begin Supplied material

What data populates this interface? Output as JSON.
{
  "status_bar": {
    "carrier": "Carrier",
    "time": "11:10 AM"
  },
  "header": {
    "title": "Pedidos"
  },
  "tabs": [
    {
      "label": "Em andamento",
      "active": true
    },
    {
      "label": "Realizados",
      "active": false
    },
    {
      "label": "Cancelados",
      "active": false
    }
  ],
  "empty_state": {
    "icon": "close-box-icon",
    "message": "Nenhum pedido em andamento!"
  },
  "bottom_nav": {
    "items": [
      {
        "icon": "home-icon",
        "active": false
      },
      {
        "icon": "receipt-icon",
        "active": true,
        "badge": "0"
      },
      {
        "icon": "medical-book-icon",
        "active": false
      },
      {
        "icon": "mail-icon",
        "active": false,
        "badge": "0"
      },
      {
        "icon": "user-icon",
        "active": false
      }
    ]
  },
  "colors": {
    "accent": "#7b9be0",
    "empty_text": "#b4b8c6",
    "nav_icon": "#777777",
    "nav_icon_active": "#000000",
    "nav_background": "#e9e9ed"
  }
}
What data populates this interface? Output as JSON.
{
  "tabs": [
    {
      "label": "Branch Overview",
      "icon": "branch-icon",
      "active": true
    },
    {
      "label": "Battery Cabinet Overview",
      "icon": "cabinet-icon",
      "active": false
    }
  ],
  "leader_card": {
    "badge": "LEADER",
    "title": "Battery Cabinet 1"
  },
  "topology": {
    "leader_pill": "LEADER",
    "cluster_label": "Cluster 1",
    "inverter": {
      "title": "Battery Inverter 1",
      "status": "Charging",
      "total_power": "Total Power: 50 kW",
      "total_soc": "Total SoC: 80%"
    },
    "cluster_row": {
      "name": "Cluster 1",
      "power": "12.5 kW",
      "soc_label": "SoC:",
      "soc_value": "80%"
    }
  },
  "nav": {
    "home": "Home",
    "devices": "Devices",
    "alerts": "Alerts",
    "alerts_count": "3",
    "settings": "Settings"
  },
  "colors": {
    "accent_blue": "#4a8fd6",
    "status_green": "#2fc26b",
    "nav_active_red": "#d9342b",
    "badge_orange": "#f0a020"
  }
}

end Supplied material

## Required task
Show each line of the data that contains the string "title".

## Expected answer
    "title": "Pedidos"
    "title": "Battery Cabinet 1"
      "title": "Battery Inverter 1",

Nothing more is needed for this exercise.